Stored data:
══════
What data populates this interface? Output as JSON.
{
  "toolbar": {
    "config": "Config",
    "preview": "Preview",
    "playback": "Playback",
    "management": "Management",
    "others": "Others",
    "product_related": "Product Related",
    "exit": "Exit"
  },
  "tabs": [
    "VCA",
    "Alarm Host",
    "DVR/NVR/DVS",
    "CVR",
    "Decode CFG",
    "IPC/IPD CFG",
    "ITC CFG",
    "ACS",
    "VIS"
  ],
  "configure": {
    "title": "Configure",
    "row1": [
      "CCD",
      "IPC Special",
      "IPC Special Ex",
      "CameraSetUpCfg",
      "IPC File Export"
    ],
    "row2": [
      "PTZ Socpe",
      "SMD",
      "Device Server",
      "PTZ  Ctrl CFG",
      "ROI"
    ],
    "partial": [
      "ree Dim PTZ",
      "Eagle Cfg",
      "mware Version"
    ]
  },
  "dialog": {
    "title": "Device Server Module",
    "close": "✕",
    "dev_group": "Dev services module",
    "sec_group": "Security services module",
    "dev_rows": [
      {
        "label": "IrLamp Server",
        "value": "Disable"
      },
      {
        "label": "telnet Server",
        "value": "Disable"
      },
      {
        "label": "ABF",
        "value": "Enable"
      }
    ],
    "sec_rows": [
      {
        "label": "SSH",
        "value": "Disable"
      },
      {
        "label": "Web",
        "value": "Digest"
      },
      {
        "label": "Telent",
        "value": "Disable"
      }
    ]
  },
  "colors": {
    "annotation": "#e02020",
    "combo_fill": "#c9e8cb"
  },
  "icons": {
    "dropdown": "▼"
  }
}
══════
§ Directions
Nothing should be left out: repeat all of the data exactly.

§ Answer for this exercise
What data populates this interface? Output as JSON.
{
  "toolbar": {
    "config": "Config",
    "preview": "Preview",
    "playback": "Playback",
    "management": "Management",
    "others": "Others",
    "product_related": "Product Related",
    "exit": "Exit"
  },
  "tabs": [
    "VCA",
    "Alarm Host",
    "DVR/NVR/DVS",
    "CVR",
    "Decode CFG",
    "IPC/IPD CFG",
    "ITC CFG",
    "ACS",
    "VIS"
  ],
  "configure": {
    "title": "Configure",
    "row1": [
      "CCD",
      "IPC Special",
      "IPC Special Ex",
      "CameraSetUpCfg",
      "IPC File Export"
    ],
    "row2": [
      "PTZ Socpe",
      "SMD",
      "Device Server",
      "PTZ  Ctrl CFG",
      "ROI"
    ],
    "partial": [
      "ree Dim PTZ",
      "Eagle Cfg",
      "mware Version"
    ]
  },
  "dialog": {
    "title": "Device Server Module",
    "close": "✕",
    "dev_group": "Dev services module",
    "sec_group": "Security services module",
    "dev_rows": [
      {
        "label": "IrLamp Server",
        "value": "Disable"
      },
      {
        "label": "telnet Server",
        "value": "Disable"
      },
      {
        "label": "ABF",
        "value": "Enable"
      }
    ],
    "sec_rows": [
      {
        "label": "SSH",
        "value": "Disable"
      },
      {
        "label": "Web",
        "value": "Digest"
      },
      {
        "label": "Telent",
        "value": "Disable"
      }
    ]
  },
  "colors": {
    "annotation": "#e02020",
    "combo_fill": "#c9e8cb"
  },
  "icons": {
    "dropdown": "▼"
  }
}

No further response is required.